*Data excerpts:*
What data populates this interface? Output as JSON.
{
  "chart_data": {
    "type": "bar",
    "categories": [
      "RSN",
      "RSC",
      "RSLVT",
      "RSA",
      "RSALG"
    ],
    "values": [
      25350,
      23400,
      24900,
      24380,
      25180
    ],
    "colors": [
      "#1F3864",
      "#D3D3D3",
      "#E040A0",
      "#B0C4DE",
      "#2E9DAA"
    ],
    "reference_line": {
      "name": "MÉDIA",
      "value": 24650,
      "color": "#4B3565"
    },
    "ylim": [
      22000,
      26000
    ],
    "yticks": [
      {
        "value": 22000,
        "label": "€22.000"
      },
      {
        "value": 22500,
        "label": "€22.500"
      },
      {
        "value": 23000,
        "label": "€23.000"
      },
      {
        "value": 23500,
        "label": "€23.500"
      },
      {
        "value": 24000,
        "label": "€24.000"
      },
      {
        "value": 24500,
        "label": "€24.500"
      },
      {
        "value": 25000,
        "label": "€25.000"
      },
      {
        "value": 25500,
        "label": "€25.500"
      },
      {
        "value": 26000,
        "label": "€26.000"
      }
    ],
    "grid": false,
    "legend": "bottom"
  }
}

---

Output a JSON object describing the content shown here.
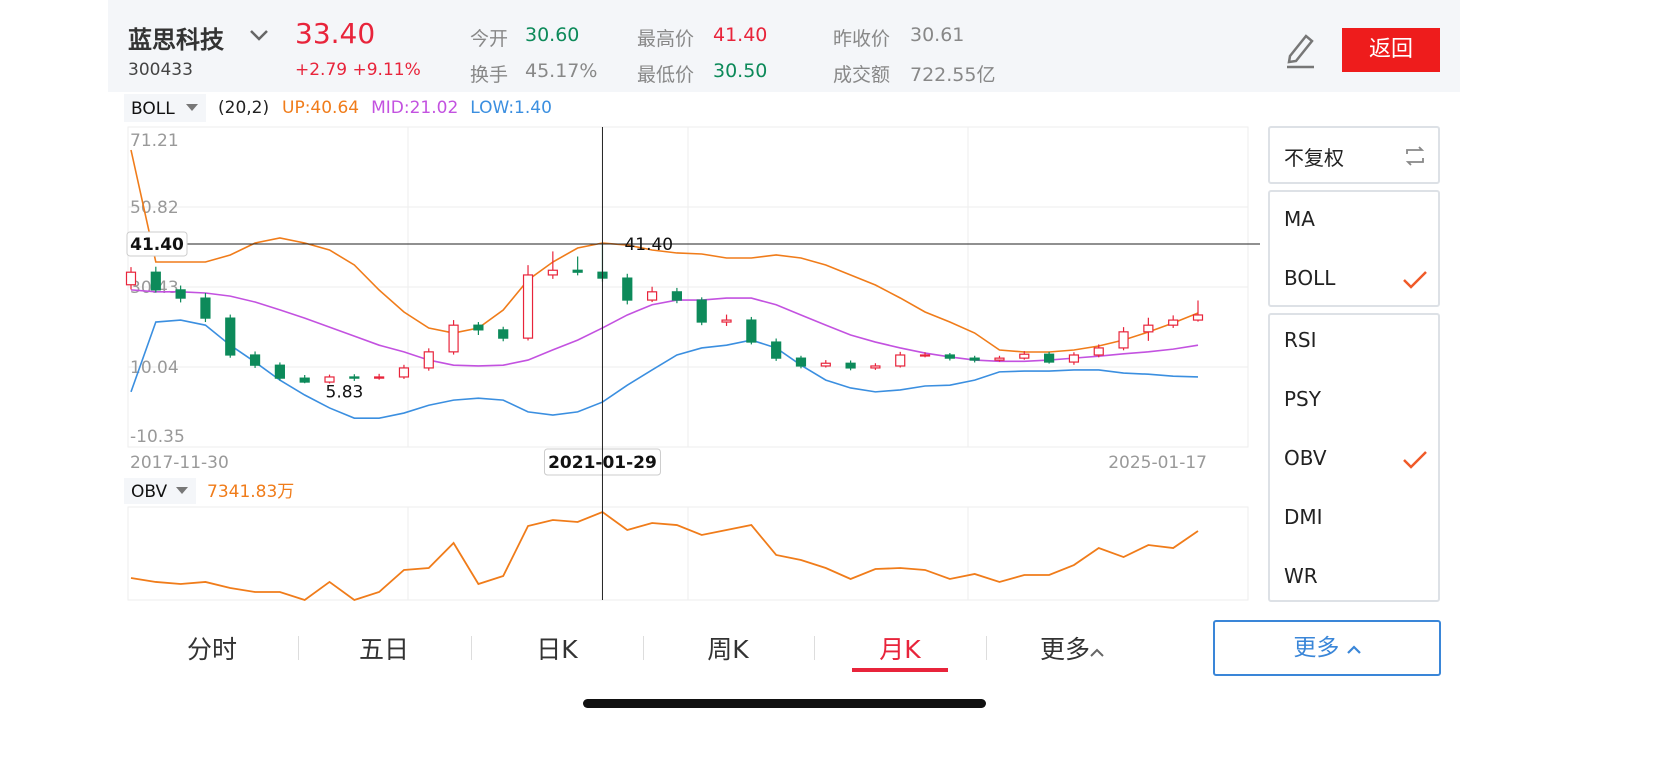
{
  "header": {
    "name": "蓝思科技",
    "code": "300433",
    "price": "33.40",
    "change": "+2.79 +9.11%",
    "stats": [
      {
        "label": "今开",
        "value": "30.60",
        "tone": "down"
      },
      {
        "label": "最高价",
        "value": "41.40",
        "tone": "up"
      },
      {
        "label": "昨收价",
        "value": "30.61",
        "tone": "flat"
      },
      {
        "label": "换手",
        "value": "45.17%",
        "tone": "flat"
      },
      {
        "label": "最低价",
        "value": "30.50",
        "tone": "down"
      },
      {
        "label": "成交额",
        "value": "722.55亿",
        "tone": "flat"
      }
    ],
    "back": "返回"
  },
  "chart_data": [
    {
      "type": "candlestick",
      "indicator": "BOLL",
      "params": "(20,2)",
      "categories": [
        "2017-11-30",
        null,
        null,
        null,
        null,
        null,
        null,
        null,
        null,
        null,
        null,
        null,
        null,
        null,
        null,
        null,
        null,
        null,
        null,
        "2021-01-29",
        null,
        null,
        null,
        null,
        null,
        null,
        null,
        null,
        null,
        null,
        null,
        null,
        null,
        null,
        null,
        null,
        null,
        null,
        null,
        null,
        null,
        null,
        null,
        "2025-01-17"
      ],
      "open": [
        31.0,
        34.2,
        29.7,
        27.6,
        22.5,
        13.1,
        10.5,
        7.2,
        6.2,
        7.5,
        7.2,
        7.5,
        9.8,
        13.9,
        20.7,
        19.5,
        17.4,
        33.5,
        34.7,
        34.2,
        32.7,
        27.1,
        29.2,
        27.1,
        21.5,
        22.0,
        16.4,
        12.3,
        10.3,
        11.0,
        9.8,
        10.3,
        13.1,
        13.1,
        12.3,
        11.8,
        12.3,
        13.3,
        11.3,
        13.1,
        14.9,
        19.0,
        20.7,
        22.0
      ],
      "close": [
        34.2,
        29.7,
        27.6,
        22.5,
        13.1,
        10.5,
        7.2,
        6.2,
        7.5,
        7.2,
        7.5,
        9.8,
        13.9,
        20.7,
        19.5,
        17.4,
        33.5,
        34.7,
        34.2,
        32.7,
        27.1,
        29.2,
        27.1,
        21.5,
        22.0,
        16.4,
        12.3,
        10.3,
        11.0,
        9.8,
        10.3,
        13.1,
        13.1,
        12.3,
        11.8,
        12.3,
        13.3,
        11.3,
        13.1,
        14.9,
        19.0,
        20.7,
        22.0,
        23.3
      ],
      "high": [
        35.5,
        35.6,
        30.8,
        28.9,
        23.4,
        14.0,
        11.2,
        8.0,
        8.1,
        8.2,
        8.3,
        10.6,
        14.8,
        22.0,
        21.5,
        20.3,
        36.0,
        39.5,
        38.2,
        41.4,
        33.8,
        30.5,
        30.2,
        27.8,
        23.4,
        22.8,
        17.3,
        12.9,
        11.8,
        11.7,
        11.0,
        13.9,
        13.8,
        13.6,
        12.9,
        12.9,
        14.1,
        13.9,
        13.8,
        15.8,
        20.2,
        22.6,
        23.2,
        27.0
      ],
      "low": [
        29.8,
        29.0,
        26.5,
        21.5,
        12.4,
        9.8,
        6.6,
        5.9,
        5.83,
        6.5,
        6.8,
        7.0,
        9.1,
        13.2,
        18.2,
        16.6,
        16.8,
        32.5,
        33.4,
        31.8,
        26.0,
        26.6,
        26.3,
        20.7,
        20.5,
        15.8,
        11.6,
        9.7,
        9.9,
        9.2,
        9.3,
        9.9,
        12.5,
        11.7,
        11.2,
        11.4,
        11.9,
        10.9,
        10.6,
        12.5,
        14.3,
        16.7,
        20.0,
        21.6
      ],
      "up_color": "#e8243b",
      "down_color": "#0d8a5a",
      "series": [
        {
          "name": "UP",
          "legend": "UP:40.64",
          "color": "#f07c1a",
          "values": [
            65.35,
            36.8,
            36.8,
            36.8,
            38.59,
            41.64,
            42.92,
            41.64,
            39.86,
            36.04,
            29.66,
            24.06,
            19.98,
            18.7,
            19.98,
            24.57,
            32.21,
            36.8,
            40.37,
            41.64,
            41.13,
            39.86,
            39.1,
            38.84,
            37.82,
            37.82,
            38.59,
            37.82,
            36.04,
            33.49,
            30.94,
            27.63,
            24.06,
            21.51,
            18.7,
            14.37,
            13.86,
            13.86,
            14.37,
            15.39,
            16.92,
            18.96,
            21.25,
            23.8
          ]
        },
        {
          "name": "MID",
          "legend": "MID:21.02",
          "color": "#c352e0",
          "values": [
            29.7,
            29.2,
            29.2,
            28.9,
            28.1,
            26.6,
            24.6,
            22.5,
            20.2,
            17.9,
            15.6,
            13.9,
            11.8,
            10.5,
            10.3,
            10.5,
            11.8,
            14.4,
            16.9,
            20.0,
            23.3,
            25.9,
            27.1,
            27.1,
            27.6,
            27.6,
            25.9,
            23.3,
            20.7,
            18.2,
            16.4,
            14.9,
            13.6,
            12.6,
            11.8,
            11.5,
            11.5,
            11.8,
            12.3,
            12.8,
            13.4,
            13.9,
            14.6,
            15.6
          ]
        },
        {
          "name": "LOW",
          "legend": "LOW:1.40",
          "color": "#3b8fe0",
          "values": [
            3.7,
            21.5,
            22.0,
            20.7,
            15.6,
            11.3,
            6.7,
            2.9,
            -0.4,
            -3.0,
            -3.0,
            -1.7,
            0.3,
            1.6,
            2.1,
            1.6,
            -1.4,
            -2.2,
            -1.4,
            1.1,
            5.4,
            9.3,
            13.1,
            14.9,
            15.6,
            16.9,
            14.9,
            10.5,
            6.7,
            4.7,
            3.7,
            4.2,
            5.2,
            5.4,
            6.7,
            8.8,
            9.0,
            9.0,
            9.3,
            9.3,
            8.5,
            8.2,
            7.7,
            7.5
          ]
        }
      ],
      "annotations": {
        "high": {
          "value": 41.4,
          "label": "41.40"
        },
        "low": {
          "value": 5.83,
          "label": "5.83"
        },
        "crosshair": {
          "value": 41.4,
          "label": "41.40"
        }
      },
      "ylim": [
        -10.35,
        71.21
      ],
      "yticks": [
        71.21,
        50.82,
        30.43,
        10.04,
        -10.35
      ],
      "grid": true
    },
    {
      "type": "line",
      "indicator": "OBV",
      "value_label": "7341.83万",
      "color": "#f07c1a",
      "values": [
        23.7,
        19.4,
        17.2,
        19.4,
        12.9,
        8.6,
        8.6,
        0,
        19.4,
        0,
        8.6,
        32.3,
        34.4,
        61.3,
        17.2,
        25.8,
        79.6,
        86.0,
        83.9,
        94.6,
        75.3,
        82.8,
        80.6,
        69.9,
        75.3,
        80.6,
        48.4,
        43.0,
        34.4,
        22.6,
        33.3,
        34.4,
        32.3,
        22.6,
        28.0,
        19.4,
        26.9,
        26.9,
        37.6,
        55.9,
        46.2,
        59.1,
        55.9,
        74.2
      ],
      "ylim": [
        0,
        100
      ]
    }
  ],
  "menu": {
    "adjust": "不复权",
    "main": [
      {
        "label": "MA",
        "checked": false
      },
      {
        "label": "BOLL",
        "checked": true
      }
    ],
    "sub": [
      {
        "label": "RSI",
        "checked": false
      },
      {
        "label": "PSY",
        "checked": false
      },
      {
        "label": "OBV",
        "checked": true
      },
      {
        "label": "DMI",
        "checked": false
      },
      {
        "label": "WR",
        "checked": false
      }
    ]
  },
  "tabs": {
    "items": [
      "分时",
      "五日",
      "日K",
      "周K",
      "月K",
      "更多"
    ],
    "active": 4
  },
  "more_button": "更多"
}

*Instructions for the task:* In the records above, find each line that holds the word "JSON"; copy all such lines.

*Written solution:*
What data populates this interface? Output as JSON.
Output a JSON object describing the content shown here.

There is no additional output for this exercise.